Collected data entries
* * *
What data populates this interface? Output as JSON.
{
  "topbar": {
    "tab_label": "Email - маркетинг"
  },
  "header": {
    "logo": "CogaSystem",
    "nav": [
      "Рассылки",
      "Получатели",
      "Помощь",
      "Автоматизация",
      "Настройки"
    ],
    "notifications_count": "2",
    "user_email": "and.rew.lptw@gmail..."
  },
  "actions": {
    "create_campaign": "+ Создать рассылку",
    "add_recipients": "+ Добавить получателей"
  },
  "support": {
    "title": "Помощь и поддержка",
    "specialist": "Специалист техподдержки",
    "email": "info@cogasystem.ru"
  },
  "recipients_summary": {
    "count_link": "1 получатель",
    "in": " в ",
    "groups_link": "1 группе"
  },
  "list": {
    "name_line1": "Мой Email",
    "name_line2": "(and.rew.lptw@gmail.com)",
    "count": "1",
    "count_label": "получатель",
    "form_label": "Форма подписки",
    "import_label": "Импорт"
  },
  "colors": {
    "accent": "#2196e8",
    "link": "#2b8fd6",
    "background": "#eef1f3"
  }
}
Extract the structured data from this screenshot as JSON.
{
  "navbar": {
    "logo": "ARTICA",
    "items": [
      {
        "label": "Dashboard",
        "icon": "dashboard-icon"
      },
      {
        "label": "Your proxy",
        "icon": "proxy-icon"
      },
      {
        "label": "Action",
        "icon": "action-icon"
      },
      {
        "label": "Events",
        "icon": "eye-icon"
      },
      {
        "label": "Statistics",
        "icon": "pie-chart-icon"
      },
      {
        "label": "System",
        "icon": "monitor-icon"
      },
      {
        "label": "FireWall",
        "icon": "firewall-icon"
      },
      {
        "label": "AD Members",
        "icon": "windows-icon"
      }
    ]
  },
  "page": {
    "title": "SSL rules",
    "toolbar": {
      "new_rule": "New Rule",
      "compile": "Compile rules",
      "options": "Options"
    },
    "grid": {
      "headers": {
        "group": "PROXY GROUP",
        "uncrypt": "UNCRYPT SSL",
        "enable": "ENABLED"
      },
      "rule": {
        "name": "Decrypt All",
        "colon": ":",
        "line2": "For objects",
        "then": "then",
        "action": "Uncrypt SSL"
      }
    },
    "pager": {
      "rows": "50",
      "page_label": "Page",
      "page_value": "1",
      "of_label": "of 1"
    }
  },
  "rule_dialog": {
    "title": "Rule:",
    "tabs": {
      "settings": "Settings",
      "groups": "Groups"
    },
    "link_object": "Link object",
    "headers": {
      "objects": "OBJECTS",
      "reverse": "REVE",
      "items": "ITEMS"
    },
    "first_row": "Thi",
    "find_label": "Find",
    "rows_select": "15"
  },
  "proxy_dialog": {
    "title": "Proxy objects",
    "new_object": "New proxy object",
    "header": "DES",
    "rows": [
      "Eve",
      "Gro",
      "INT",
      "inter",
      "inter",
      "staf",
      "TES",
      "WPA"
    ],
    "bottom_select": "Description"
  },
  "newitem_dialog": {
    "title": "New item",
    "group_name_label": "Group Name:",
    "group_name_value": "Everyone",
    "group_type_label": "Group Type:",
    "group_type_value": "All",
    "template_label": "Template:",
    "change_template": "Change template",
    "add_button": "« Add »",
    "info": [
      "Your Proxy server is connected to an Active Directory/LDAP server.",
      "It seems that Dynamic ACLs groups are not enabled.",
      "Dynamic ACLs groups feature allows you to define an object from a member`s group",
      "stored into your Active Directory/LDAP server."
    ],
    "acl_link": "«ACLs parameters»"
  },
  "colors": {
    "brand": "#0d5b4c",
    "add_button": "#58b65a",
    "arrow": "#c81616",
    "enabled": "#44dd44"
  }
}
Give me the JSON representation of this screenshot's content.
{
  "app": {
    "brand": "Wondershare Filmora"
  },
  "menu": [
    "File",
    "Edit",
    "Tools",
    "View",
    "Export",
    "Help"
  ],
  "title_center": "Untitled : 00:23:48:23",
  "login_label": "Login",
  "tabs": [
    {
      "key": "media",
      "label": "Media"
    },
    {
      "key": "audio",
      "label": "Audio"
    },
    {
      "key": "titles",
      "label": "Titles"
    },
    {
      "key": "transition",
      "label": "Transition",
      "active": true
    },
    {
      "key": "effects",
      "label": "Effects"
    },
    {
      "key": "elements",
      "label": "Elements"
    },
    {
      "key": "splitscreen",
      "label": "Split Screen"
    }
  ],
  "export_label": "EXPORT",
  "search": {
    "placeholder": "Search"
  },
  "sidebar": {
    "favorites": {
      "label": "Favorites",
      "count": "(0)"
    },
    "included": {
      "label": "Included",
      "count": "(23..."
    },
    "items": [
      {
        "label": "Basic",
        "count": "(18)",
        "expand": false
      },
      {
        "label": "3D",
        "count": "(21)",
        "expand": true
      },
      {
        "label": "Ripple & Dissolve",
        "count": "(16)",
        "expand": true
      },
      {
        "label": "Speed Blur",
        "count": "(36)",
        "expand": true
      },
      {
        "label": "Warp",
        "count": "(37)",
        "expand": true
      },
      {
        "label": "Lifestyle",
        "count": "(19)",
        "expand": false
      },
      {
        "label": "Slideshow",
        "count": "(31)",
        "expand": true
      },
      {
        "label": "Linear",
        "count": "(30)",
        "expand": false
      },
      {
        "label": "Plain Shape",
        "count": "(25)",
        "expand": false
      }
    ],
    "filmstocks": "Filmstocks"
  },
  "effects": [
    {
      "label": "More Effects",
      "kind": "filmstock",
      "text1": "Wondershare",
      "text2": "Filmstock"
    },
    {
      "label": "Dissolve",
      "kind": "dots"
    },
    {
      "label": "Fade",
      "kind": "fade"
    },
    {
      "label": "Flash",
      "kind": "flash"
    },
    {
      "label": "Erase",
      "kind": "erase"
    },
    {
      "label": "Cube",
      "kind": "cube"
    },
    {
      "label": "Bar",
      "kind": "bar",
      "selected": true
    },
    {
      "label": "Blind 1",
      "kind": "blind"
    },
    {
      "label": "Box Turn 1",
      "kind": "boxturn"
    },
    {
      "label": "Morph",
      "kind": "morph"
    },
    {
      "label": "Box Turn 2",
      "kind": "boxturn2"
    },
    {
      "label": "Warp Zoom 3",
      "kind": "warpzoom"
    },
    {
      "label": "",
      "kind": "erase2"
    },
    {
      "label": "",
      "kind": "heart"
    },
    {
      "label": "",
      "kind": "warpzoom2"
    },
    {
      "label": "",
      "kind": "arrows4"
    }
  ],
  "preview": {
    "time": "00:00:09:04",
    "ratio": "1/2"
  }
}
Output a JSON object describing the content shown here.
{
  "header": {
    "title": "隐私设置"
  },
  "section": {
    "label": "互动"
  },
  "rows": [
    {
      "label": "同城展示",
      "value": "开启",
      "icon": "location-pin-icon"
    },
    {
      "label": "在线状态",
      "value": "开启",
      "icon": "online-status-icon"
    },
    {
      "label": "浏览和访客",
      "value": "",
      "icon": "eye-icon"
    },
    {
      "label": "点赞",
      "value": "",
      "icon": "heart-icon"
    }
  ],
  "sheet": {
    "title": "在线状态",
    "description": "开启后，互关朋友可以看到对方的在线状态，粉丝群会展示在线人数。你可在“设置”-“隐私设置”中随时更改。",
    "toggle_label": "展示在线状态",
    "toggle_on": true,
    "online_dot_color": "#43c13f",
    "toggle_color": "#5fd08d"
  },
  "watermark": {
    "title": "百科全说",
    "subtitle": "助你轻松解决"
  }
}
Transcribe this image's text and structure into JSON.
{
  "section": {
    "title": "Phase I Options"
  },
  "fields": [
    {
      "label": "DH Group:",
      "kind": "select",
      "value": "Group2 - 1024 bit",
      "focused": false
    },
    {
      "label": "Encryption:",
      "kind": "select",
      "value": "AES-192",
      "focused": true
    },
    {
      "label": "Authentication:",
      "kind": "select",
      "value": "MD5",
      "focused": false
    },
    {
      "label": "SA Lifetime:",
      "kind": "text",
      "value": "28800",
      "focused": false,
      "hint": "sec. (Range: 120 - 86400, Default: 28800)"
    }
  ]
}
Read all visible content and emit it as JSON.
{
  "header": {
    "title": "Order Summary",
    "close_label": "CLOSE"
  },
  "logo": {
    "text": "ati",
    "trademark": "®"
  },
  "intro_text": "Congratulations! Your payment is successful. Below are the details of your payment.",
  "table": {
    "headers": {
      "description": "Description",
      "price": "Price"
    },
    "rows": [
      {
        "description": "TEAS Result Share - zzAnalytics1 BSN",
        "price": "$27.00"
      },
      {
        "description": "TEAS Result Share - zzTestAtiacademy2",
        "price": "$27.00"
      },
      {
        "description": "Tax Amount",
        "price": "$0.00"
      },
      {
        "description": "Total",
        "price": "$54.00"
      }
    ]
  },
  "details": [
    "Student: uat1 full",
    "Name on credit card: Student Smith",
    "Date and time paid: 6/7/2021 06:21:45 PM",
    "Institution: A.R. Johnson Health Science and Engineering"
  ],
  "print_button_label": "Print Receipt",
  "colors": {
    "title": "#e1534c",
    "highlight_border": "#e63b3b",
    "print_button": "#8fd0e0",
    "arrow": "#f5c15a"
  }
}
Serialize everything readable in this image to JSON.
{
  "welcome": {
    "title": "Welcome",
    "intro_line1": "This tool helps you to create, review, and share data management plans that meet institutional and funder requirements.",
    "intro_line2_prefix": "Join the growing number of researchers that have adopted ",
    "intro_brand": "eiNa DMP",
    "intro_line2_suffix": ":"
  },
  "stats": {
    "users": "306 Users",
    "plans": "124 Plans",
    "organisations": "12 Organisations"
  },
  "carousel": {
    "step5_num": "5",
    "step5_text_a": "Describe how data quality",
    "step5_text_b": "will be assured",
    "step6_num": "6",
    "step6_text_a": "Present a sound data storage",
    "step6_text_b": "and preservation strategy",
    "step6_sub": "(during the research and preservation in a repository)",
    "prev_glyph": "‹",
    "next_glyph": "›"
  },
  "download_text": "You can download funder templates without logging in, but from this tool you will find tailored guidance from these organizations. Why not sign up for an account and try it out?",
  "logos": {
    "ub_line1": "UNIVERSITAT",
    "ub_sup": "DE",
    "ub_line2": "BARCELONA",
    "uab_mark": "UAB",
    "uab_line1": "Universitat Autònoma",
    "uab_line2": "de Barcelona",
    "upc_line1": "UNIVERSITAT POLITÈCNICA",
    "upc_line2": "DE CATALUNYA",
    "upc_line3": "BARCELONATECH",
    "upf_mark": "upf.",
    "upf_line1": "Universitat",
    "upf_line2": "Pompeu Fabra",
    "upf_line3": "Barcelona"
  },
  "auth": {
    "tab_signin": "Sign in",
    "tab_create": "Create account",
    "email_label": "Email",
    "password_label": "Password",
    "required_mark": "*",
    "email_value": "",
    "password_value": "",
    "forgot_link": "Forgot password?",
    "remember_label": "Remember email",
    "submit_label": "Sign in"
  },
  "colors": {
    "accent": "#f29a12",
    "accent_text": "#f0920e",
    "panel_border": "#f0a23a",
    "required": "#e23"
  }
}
* * *
Tally up the lines in the records containing the word "plans", then give the count and nothing else.

> [Written answer]:
2